* **Exercise**: Quote the records below in full, exactly as given, with the images taken out.
_____
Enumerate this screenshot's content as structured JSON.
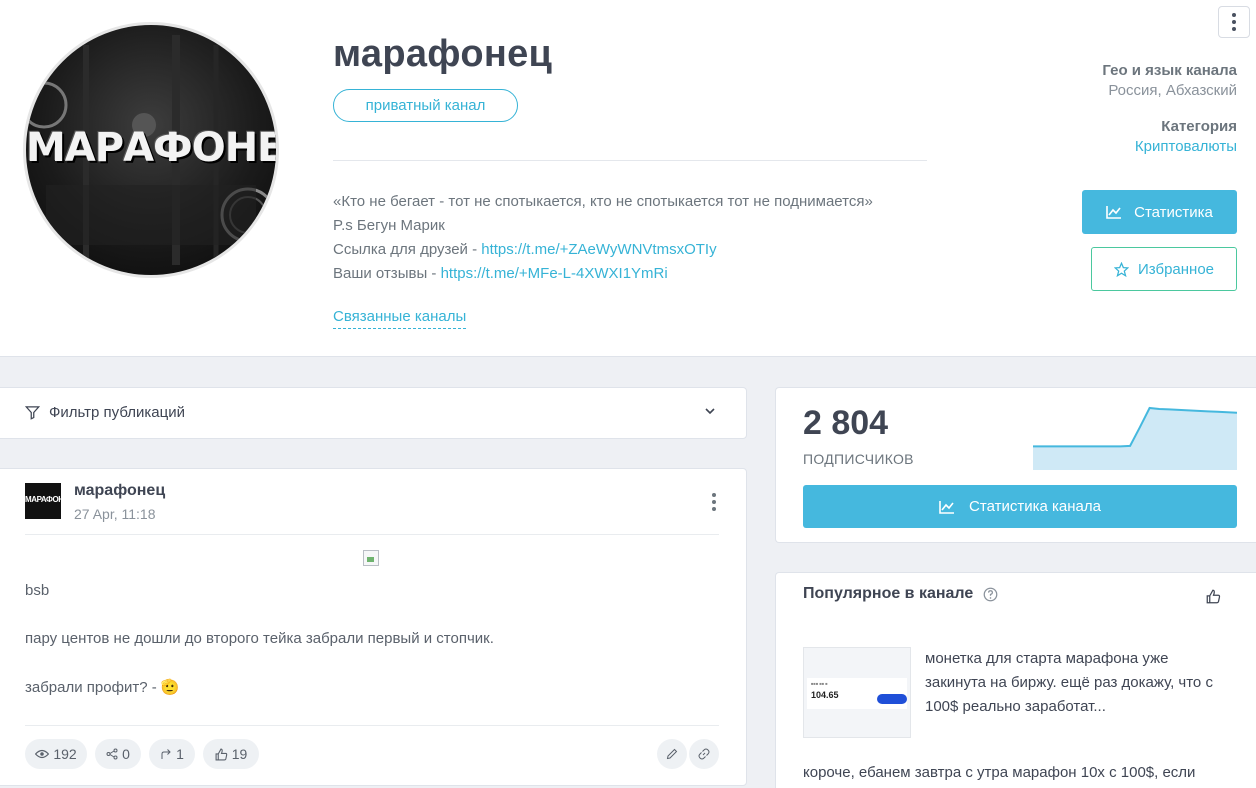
{
  "channel": {
    "title": "марафонец",
    "avatar_text": "МАРАФОНЕЦ",
    "tag": "приватный канал",
    "description": {
      "quote": "«Кто не бегает - тот не спотыкается, кто не спотыкается тот не поднимается»",
      "ps": "P.s Бегун Марик",
      "friends_label": "Ссылка для друзей - ",
      "friends_link": "https://t.me/+ZAeWyWNVtmsxOTIy",
      "reviews_label": "Ваши отзывы - ",
      "reviews_link": "https://t.me/+MFe-L-4XWXI1YmRi"
    },
    "related_link": "Связанные каналы",
    "geo_label": "Гео и язык канала",
    "geo_value": "Россия, Абхазский",
    "category_label": "Категория",
    "category_value": "Криптовалюты",
    "stats_button": "Статистика",
    "favorite_button": "Избранное"
  },
  "filter": {
    "label": "Фильтр публикаций"
  },
  "post": {
    "author": "марафонец",
    "avatar_text": "МАРАФОНЕЦ",
    "date": "27 Apr, 11:18",
    "lines": [
      "bsb",
      "пару центов не дошли до второго тейка забрали первый и стопчик.",
      "забрали профит? - 🫡"
    ],
    "views": "192",
    "shares": "0",
    "forwards": "1",
    "likes": "19"
  },
  "subscribers": {
    "count": "2 804",
    "label": "ПОДПИСЧИКОВ",
    "button": "Статистика канала",
    "trend": [
      20,
      20,
      20,
      20,
      20,
      20,
      20,
      20,
      20,
      20,
      21,
      60,
      100,
      98,
      97,
      96,
      95,
      94,
      93,
      92,
      91,
      90
    ]
  },
  "popular": {
    "title": "Популярное в канале",
    "item1_text": "монетка для старта марафона уже закинута на биржу. ещё раз докажу, что с 100$ реально заработат...",
    "item1_thumb_value": "104.65",
    "item2_text": "короче, ебанем завтра с утра марафон 10x с 100$, если"
  },
  "colors": {
    "accent": "#45b8de",
    "link": "#36b3d6",
    "favorite_border": "#4bc89e"
  }
}
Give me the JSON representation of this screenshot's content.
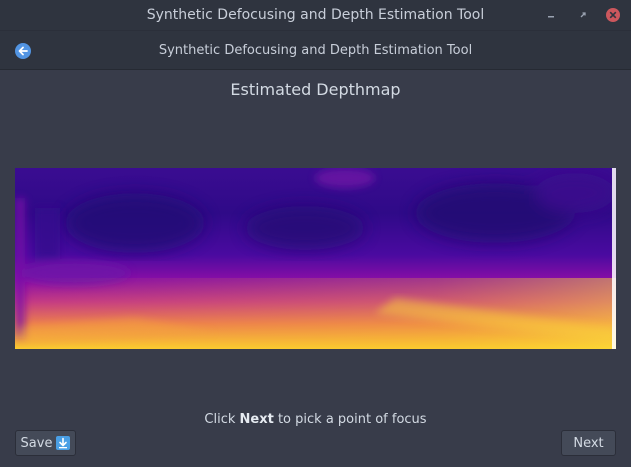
{
  "window": {
    "title": "Synthetic Defocusing and Depth Estimation Tool"
  },
  "header": {
    "subtitle": "Synthetic Defocusing and Depth Estimation Tool",
    "back_icon": "back-arrow-icon"
  },
  "main": {
    "heading": "Estimated Depthmap",
    "instruction_prefix": "Click ",
    "instruction_bold": "Next",
    "instruction_suffix": " to pick a point of focus"
  },
  "footer": {
    "save_label": "Save",
    "save_icon": "download-icon",
    "next_label": "Next"
  },
  "colors": {
    "accent": "#5294e2",
    "close": "#cc575d",
    "depth_far": "#2d0a82",
    "depth_mid": "#8a0ea6",
    "depth_near": "#f8c92b"
  }
}
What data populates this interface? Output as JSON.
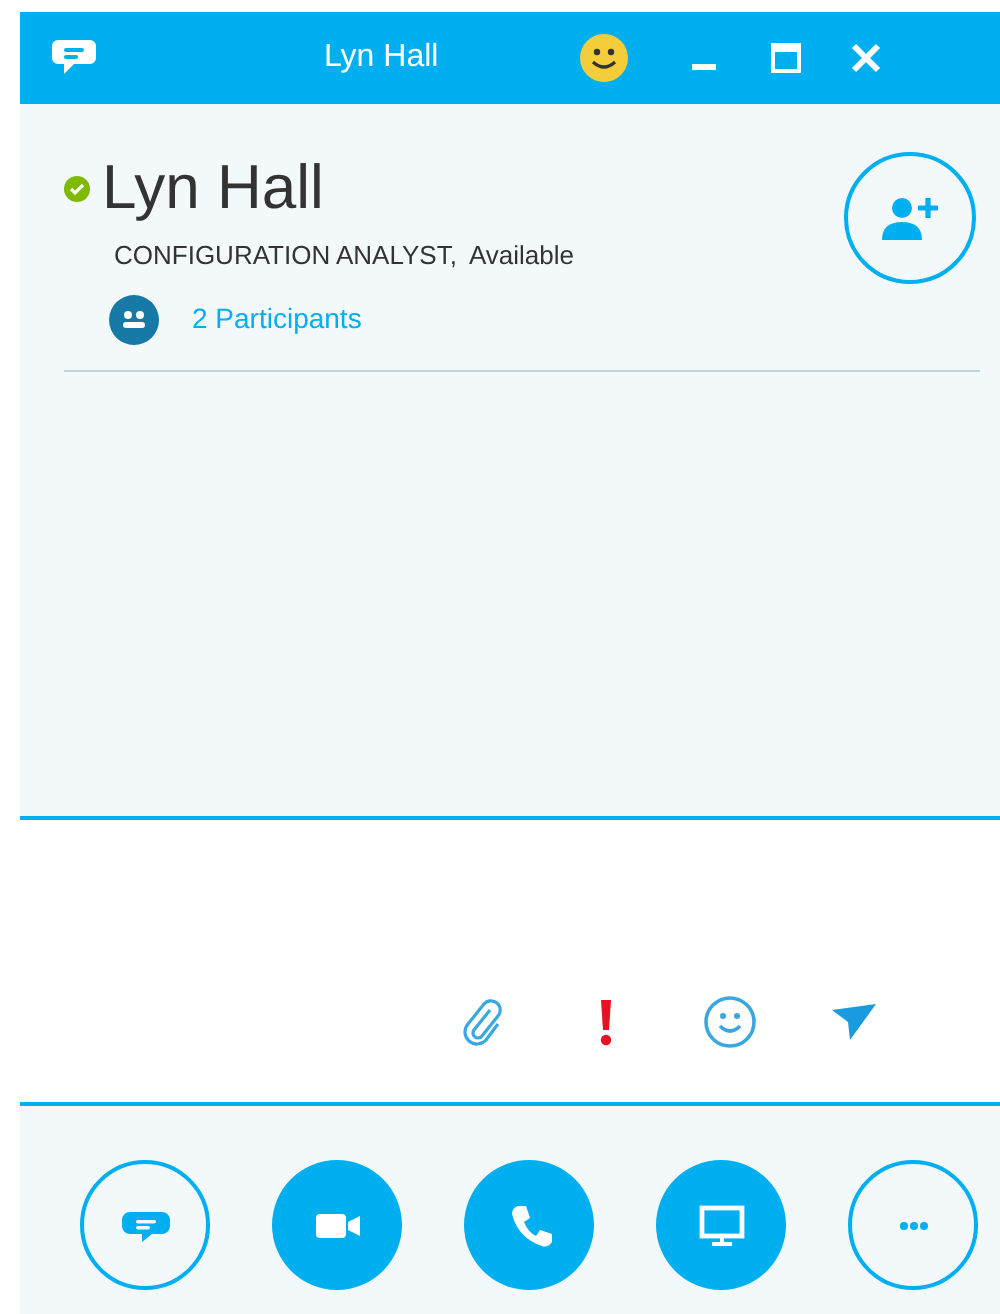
{
  "window": {
    "title": "Lyn Hall"
  },
  "contact": {
    "name": "Lyn Hall",
    "title": "CONFIGURATION ANALYST,",
    "status": "Available",
    "participants": "2 Participants"
  },
  "compose_tools": [
    {
      "kind": "attach"
    },
    {
      "kind": "important"
    },
    {
      "kind": "emoticon"
    },
    {
      "kind": "send"
    }
  ],
  "actions": [
    {
      "kind": "chat",
      "filled": false
    },
    {
      "kind": "video",
      "filled": true
    },
    {
      "kind": "call",
      "filled": true
    },
    {
      "kind": "screen",
      "filled": true
    },
    {
      "kind": "more",
      "filled": false
    }
  ]
}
_____
* **Task output**:
Enumerate this screenshot's content as structured JSON.
{
  "channel": {
    "title": "марафонец",
    "avatar_text": "МАРАФОНЕЦ",
    "tag": "приватный канал",
    "description": {
      "quote": "«Кто не бегает - тот не спотыкается, кто не спотыкается тот не поднимается»",
      "ps": "P.s Бегун Марик",
      "friends_label": "Ссылка для друзей - ",
      "friends_link": "https://t.me/+ZAeWyWNVtmsxOTIy",
      "reviews_label": "Ваши отзывы - ",
      "reviews_link": "https://t.me/+MFe-L-4XWXI1YmRi"
    },
    "related_link": "Связанные каналы",
    "geo_label": "Гео и язык канала",
    "geo_value": "Россия, Абхазский",
    "category_label": "Категория",
    "category_value": "Криптовалюты",
    "stats_button": "Статистика",
    "favorite_button": "Избранное"
  },
  "filter": {
    "label": "Фильтр публикаций"
  },
  "post": {
    "author": "марафонец",
    "avatar_text": "МАРАФОНЕЦ",
    "date": "27 Apr, 11:18",
    "lines": [
      "bsb",
      "пару центов не дошли до второго тейка забрали первый и стопчик.",
      "забрали профит? - 🫡"
    ],
    "views": "192",
    "shares": "0",
    "forwards": "1",
    "likes": "19"
  },
  "subscribers": {
    "count": "2 804",
    "label": "ПОДПИСЧИКОВ",
    "button": "Статистика канала",
    "trend": [
      20,
      20,
      20,
      20,
      20,
      20,
      20,
      20,
      20,
      20,
      21,
      60,
      100,
      98,
      97,
      96,
      95,
      94,
      93,
      92,
      91,
      90
    ]
  },
  "popular": {
    "title": "Популярное в канале",
    "item1_text": "монетка для старта марафона уже закинута на биржу. ещё раз докажу, что с 100$ реально заработат...",
    "item1_thumb_value": "104.65",
    "item2_text": "короче, ебанем завтра с утра марафон 10x с 100$, если"
  },
  "colors": {
    "accent": "#45b8de",
    "link": "#36b3d6",
    "favorite_border": "#4bc89e"
  }
}
Give me the JSON representation of this screenshot's content.
{
  "window": {
    "title": "Synthetic Defocusing and Depth Estimation Tool"
  },
  "header": {
    "subtitle": "Synthetic Defocusing and Depth Estimation Tool",
    "back_icon": "back-arrow-icon"
  },
  "main": {
    "heading": "Estimated Depthmap",
    "instruction_prefix": "Click ",
    "instruction_bold": "Next",
    "instruction_suffix": " to pick a point of focus"
  },
  "footer": {
    "save_label": "Save",
    "save_icon": "download-icon",
    "next_label": "Next"
  },
  "colors": {
    "accent": "#5294e2",
    "close": "#cc575d",
    "depth_far": "#2d0a82",
    "depth_mid": "#8a0ea6",
    "depth_near": "#f8c92b"
  }
}
What data populates this interface? Output as JSON.
{
  "window": {
    "title": "Lyn Hall"
  },
  "contact": {
    "name": "Lyn Hall",
    "title": "CONFIGURATION ANALYST,",
    "status": "Available",
    "participants": "2 Participants"
  },
  "compose_tools": [
    {
      "kind": "attach"
    },
    {
      "kind": "important"
    },
    {
      "kind": "emoticon"
    },
    {
      "kind": "send"
    }
  ],
  "actions": [
    {
      "kind": "chat",
      "filled": false
    },
    {
      "kind": "video",
      "filled": true
    },
    {
      "kind": "call",
      "filled": true
    },
    {
      "kind": "screen",
      "filled": true
    },
    {
      "kind": "more",
      "filled": false
    }
  ]
}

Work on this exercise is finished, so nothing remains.